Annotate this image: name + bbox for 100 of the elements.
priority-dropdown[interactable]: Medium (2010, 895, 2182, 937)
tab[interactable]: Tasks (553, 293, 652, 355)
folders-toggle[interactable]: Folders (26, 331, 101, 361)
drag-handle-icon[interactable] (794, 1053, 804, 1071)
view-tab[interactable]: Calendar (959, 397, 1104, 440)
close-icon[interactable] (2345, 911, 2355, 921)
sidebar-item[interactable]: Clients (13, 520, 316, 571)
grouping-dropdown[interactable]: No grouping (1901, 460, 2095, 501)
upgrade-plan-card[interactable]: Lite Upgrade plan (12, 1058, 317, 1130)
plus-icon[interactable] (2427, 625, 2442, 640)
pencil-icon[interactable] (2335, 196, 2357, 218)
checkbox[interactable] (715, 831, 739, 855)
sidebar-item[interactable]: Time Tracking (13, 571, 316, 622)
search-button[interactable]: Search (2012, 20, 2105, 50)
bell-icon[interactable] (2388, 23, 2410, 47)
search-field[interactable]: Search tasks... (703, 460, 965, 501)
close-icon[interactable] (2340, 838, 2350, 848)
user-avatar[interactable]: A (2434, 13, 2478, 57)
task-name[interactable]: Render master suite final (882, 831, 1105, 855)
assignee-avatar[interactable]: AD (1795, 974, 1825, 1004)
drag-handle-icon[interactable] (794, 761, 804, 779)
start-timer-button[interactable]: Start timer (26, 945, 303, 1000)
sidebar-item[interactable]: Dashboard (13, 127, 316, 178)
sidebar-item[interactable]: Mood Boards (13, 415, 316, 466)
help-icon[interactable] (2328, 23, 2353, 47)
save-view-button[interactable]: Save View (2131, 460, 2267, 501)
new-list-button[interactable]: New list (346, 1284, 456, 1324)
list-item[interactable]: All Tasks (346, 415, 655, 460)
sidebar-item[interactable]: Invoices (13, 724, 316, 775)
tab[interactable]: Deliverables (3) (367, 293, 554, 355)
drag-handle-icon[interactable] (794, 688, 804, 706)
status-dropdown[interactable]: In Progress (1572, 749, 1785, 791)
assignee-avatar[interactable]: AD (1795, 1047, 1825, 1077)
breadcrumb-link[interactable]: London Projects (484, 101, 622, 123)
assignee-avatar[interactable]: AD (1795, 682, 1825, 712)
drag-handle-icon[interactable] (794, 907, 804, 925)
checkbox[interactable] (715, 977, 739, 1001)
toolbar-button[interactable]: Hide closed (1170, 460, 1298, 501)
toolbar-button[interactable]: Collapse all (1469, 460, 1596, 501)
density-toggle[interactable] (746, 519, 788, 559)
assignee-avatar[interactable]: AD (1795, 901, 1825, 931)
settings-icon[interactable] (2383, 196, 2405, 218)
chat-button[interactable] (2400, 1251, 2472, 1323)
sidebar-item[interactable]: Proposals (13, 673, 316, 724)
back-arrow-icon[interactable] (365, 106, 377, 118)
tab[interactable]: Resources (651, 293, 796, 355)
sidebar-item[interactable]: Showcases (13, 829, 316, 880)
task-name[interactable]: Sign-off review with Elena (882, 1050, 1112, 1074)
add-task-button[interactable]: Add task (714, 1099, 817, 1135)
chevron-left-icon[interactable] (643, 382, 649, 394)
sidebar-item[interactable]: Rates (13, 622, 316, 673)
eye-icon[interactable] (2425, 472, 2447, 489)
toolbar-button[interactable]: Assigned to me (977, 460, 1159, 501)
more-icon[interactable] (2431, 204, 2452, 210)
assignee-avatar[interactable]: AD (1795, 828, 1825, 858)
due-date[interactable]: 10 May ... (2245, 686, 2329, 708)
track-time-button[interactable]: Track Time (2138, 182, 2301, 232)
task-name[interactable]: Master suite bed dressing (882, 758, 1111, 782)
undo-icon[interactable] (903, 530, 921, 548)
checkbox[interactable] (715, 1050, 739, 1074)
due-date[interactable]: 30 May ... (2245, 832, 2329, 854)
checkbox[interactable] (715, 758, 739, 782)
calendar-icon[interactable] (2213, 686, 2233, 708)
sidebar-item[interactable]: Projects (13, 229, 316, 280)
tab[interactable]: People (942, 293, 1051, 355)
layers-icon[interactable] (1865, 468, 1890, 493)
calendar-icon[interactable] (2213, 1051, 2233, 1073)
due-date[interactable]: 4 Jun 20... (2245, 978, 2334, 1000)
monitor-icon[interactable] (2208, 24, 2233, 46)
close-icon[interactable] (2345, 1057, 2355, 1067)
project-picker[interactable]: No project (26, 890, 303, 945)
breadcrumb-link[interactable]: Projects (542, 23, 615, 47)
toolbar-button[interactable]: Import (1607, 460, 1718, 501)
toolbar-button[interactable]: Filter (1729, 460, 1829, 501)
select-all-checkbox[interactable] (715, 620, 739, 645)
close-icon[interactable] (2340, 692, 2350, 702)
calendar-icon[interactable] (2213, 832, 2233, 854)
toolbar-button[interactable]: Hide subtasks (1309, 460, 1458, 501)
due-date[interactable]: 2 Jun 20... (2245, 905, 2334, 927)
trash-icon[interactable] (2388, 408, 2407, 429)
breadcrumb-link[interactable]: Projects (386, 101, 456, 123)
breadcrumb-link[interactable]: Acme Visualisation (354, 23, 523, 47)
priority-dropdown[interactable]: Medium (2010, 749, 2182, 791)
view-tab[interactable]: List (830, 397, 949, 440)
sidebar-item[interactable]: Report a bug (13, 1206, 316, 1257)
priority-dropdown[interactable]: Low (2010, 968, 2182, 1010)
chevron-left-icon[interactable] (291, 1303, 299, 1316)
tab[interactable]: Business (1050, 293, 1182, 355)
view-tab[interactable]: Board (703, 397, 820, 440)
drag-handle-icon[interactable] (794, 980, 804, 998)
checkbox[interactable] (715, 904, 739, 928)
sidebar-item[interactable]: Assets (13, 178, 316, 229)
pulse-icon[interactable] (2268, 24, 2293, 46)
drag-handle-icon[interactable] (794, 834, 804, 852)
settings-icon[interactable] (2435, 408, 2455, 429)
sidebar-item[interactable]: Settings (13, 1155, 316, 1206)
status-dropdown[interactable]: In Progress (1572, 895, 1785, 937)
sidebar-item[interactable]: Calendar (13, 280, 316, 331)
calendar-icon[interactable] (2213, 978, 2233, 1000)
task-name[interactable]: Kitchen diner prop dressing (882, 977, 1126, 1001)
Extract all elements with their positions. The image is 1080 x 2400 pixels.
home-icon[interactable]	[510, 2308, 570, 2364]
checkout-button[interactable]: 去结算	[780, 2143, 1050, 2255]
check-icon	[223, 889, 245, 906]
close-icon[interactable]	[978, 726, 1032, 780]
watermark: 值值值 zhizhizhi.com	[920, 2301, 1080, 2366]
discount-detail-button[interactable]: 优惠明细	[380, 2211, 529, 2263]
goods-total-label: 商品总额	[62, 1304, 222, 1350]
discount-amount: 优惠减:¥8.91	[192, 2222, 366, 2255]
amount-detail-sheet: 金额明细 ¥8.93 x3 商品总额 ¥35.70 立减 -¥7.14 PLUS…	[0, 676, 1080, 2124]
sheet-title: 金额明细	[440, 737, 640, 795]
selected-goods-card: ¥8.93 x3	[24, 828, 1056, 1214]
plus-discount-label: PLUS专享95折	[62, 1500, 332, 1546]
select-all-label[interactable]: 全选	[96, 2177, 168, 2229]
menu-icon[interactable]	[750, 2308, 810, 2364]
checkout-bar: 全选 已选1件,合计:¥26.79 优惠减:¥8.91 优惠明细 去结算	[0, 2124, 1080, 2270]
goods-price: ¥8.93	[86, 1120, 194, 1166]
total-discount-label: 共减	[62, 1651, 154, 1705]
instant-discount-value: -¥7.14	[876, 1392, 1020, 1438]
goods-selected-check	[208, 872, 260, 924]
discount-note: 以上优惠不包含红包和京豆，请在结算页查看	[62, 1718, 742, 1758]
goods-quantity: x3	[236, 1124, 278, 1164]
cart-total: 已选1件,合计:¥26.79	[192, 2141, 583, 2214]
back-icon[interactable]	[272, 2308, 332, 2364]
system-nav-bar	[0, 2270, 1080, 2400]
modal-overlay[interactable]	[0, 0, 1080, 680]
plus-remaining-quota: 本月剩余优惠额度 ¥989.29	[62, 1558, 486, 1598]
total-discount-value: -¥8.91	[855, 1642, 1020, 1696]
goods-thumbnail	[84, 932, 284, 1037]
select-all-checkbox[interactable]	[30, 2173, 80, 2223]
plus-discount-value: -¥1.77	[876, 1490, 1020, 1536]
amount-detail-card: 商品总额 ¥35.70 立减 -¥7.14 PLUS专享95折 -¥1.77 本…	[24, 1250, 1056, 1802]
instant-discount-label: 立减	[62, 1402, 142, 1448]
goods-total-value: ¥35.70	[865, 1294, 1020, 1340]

----------

What you will do:
Repeat verbatim the stretch of entries from the start through the line containing "upgrade-plan-card[interactable]: Lite Upgrade", both ends included.

Complete response:
Annotate this image: name + bbox for 100 of the elements.
priority-dropdown[interactable]: Medium (2010, 895, 2182, 937)
tab[interactable]: Tasks (553, 293, 652, 355)
folders-toggle[interactable]: Folders (26, 331, 101, 361)
drag-handle-icon[interactable] (794, 1053, 804, 1071)
view-tab[interactable]: Calendar (959, 397, 1104, 440)
close-icon[interactable] (2345, 911, 2355, 921)
sidebar-item[interactable]: Clients (13, 520, 316, 571)
grouping-dropdown[interactable]: No grouping (1901, 460, 2095, 501)
upgrade-plan-card[interactable]: Lite Upgrade plan (12, 1058, 317, 1130)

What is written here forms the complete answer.